## GOAL OF THE EXERCISE:
Copy every line that mentions the word "ZÁSLUŠNÝ".

## MATERIAL FOR THIS EXERCISE:
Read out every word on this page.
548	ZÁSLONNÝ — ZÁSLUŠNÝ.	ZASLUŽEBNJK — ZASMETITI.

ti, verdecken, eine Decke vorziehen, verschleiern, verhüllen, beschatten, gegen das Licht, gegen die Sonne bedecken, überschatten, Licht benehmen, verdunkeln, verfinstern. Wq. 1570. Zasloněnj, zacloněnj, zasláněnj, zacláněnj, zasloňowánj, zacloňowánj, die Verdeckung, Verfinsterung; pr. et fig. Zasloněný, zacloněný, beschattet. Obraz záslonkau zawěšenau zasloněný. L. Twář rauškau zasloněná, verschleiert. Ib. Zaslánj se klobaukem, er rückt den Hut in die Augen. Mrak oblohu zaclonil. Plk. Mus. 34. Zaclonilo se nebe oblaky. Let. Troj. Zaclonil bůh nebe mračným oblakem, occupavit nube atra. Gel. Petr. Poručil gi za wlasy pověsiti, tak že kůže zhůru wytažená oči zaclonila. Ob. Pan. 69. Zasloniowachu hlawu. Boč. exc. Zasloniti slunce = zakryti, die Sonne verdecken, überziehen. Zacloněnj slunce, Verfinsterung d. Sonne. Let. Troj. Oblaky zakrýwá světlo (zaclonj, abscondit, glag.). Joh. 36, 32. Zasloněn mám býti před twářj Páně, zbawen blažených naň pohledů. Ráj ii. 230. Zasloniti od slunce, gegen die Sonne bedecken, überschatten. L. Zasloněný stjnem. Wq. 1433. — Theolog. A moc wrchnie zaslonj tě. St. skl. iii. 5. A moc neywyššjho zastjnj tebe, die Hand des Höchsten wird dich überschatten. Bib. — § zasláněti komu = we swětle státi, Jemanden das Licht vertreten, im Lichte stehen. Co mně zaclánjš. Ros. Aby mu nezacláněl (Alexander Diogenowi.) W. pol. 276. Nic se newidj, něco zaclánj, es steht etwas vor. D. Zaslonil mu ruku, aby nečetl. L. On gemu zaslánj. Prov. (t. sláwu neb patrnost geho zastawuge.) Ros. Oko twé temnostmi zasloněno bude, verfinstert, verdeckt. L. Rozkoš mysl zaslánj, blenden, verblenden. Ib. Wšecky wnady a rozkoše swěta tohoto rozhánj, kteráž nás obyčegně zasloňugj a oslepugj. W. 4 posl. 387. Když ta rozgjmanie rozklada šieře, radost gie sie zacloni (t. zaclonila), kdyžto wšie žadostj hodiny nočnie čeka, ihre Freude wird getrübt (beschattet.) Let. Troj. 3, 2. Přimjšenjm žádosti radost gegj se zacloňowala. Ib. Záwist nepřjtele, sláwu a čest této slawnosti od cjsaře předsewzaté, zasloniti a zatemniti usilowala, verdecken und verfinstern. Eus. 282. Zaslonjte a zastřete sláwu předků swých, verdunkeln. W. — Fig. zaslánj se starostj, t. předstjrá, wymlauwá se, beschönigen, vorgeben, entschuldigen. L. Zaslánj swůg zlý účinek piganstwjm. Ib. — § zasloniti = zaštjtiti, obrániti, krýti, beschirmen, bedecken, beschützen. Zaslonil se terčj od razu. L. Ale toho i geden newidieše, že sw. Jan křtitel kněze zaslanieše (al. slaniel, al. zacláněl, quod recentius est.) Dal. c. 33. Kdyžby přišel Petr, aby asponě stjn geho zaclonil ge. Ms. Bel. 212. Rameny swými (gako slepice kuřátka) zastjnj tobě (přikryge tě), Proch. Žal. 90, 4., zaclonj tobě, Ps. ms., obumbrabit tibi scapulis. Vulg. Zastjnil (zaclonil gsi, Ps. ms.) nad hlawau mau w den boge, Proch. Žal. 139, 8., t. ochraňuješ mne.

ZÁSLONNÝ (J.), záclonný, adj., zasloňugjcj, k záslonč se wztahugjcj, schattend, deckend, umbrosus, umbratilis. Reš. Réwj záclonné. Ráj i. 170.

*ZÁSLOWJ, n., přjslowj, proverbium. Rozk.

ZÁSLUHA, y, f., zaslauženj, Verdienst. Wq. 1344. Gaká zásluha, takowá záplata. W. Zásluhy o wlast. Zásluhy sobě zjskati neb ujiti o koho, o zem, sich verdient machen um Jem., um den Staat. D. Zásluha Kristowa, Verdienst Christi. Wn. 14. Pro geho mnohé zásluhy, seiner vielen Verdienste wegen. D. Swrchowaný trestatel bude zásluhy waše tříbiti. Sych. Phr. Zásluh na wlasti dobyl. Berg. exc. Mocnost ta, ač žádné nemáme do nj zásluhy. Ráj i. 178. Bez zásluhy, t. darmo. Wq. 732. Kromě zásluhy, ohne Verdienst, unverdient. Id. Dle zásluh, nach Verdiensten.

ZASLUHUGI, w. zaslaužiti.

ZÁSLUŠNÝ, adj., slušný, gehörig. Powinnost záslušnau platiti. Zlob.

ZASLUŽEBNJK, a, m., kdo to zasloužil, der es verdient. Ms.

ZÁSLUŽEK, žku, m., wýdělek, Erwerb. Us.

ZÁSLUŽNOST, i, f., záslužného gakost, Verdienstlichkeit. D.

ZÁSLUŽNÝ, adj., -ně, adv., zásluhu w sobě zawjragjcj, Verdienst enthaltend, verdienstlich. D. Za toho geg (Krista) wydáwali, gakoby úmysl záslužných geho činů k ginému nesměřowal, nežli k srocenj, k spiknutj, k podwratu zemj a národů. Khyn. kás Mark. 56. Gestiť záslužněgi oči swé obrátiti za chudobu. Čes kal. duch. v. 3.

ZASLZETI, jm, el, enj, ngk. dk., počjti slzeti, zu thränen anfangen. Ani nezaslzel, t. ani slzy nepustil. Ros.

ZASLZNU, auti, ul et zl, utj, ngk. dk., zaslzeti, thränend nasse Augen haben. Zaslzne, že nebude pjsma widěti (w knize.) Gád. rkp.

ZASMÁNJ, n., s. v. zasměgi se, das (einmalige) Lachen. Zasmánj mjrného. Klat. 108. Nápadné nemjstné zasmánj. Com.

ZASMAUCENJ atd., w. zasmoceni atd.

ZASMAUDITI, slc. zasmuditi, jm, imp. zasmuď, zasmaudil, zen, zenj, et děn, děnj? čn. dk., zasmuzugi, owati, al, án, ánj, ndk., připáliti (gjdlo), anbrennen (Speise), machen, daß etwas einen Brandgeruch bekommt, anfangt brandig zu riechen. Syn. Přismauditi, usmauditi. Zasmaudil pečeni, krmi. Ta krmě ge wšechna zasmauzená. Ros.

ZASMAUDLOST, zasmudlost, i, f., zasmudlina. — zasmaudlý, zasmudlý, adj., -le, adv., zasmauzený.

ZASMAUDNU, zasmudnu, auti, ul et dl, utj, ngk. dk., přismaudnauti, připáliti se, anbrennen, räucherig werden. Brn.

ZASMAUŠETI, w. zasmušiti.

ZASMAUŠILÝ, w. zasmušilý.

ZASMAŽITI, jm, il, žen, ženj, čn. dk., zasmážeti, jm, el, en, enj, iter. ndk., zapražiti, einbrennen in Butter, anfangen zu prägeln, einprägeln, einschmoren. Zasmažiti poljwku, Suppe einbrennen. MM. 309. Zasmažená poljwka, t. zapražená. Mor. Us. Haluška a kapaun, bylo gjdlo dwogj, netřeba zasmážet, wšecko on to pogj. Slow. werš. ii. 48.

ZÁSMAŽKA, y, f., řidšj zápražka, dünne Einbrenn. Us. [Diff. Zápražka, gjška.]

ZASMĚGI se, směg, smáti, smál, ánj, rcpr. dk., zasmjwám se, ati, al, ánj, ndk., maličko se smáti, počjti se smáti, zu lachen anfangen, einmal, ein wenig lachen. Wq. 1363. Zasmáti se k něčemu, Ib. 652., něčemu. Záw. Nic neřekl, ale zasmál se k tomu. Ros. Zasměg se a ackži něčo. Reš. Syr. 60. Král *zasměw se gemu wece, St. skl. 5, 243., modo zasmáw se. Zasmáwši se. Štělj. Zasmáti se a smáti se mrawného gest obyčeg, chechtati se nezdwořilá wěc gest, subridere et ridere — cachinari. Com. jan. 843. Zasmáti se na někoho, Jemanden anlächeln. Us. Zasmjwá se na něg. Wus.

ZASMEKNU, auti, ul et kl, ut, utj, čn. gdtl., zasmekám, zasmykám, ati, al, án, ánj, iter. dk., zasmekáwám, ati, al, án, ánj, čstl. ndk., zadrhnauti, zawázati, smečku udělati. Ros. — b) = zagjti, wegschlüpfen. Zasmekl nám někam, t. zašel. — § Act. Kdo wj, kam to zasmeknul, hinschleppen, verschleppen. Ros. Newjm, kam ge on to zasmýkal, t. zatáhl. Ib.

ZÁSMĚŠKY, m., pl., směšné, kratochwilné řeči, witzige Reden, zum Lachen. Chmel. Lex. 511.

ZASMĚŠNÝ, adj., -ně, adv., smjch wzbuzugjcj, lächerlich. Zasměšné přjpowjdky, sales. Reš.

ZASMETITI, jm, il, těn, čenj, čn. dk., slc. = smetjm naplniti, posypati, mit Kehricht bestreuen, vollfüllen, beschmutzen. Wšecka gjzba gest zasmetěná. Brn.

## EXERCISE RESPONSE:
548	ZÁSLONNÝ — ZÁSLUŠNÝ.	ZASLUŽEBNJK — ZASMETITI.
ZÁSLUŠNÝ, adj., slušný, gehörig. Powinnost záslušnau platiti. Zlob.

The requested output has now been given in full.